──────── Material provided ────────
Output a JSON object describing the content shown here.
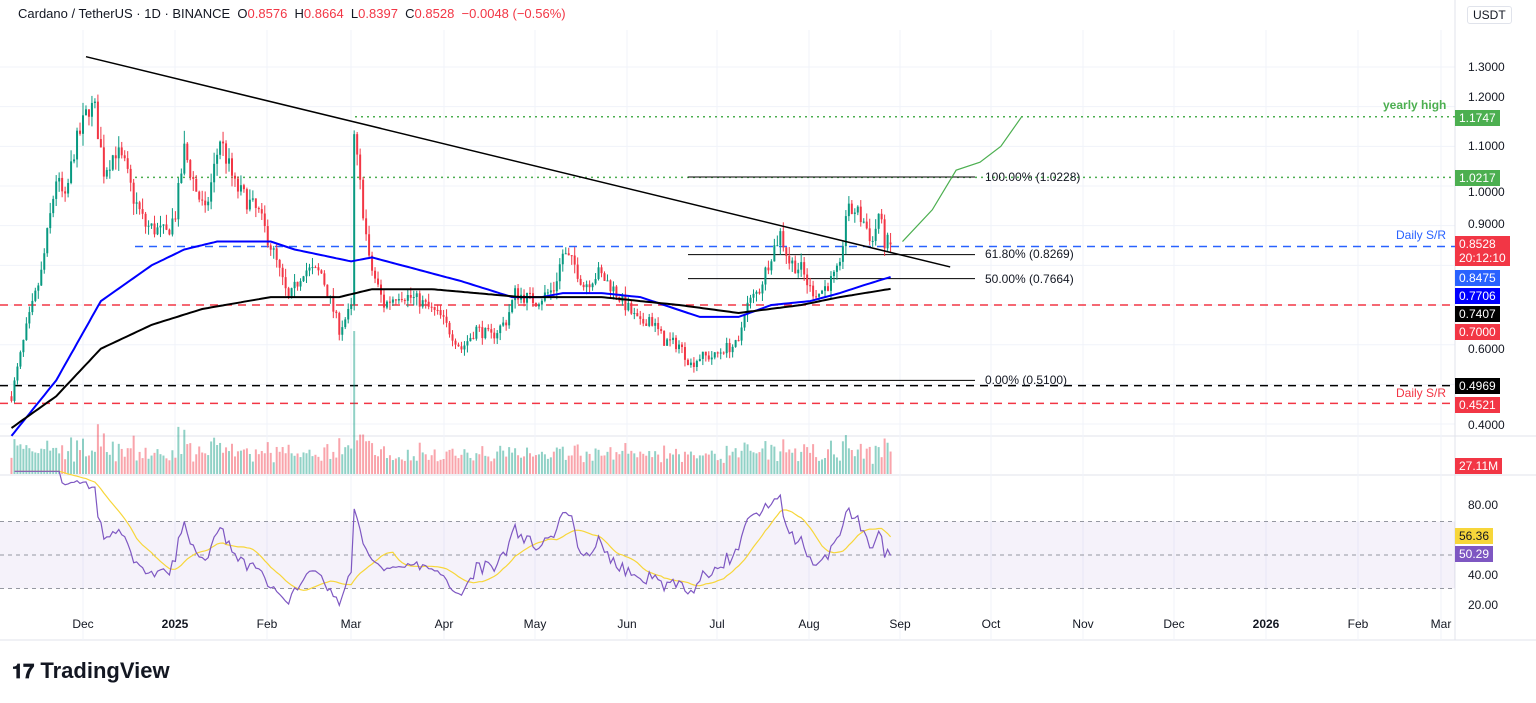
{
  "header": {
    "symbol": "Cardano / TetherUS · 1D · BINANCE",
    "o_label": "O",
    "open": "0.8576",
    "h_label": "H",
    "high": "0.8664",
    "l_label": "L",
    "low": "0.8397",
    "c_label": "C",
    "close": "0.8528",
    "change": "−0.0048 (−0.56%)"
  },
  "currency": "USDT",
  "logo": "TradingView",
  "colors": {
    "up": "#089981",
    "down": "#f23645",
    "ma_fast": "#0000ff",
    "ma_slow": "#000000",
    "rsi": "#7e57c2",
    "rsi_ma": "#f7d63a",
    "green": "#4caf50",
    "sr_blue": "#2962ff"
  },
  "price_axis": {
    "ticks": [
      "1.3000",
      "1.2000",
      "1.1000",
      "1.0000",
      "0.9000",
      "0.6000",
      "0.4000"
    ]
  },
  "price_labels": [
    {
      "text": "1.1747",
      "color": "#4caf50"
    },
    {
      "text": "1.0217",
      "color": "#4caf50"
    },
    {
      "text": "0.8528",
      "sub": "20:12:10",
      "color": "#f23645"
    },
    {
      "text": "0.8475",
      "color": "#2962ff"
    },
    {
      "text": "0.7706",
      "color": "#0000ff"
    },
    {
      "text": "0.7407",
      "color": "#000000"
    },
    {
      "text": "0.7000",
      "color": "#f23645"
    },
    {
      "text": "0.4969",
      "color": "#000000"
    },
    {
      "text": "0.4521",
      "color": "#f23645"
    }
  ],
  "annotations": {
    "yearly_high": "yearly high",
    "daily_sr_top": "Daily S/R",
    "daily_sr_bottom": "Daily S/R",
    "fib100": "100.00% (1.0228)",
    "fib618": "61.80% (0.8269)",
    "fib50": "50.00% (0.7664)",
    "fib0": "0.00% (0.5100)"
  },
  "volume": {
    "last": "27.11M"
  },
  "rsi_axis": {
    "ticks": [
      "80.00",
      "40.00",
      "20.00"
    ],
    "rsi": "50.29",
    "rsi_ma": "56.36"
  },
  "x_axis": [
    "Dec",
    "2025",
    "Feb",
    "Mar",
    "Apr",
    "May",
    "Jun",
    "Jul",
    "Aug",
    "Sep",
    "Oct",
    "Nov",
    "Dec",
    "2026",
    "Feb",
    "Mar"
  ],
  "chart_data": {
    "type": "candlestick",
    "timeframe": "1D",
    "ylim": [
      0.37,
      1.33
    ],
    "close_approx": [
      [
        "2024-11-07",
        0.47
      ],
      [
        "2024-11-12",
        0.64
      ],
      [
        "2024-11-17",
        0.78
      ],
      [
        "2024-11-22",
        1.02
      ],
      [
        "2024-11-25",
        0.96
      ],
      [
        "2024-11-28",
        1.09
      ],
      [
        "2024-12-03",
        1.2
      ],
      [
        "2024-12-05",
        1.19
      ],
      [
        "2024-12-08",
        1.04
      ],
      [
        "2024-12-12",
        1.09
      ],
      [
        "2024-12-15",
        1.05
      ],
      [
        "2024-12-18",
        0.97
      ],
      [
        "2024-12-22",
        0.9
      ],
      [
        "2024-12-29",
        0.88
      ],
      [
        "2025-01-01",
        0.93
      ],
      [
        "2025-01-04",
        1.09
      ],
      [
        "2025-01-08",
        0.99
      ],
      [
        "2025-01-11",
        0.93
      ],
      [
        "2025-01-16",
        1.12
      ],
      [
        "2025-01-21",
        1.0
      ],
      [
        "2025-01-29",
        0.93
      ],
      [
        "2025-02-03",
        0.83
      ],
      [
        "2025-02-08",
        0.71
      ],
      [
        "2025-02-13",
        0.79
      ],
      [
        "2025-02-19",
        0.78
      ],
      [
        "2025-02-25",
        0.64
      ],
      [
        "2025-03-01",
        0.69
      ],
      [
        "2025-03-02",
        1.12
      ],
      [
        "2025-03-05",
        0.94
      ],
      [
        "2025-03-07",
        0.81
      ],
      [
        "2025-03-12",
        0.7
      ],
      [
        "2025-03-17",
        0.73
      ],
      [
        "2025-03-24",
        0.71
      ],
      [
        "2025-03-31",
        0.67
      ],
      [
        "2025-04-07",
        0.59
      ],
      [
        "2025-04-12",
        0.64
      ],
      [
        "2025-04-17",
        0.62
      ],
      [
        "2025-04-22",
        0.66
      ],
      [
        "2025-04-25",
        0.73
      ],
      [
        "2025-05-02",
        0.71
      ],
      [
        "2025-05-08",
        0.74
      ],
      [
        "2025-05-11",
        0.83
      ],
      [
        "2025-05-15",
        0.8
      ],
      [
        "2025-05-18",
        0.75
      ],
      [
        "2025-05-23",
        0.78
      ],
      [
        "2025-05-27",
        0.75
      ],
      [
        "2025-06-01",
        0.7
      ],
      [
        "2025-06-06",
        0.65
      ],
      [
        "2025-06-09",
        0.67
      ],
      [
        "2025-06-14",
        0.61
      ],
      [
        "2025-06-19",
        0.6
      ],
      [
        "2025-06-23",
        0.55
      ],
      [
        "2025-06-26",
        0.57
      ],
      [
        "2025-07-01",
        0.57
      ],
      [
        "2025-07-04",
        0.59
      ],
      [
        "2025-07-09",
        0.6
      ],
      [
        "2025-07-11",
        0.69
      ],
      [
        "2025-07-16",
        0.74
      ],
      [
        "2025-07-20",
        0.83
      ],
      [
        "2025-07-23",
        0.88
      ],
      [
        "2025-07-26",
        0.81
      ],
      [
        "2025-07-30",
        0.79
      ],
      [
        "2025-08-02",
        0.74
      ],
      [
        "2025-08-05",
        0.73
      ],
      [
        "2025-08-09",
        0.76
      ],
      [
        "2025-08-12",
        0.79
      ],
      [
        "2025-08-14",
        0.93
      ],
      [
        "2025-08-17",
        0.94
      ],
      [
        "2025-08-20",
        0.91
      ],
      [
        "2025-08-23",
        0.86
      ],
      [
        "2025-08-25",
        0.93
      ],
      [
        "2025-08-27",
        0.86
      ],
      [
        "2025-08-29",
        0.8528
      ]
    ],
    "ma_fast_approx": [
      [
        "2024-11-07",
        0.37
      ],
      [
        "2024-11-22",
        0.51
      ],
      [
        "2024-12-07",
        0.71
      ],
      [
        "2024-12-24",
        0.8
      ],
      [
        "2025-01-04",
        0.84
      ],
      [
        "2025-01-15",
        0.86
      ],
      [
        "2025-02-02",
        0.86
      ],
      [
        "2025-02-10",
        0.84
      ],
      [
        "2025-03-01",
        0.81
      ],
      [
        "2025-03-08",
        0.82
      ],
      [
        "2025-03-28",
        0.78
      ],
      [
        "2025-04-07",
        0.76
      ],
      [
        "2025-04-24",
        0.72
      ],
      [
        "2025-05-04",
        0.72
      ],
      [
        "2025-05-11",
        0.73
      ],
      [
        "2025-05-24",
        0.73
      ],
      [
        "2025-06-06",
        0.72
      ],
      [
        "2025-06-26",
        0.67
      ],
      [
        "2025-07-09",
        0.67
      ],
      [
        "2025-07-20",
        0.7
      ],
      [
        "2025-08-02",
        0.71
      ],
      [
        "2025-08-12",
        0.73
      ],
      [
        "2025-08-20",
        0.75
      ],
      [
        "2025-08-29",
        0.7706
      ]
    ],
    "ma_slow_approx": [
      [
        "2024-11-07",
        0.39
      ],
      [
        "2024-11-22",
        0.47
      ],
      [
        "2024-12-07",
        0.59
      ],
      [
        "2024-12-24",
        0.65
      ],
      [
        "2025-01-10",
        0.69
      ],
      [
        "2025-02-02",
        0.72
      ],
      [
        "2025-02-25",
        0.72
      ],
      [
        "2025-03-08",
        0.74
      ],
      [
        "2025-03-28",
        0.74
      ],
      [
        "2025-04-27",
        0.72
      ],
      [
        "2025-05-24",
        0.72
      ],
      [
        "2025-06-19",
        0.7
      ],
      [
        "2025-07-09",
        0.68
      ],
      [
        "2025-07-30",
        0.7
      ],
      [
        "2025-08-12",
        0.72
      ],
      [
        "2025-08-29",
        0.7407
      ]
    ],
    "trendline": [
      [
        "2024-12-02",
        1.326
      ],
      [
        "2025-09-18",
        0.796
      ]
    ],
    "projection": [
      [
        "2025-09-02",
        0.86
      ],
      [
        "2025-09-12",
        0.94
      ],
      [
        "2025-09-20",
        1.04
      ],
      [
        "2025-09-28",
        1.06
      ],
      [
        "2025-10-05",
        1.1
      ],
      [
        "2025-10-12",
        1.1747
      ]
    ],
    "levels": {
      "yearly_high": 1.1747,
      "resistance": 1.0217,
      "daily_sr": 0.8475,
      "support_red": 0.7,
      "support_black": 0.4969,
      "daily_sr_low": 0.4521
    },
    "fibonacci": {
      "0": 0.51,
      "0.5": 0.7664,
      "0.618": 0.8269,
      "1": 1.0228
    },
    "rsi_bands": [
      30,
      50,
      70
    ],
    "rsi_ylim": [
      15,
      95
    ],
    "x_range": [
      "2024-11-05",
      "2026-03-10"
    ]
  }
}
────────
Objective: Of the lines in the material, how many include "text"? Respond with the number alone.

Task solution: 9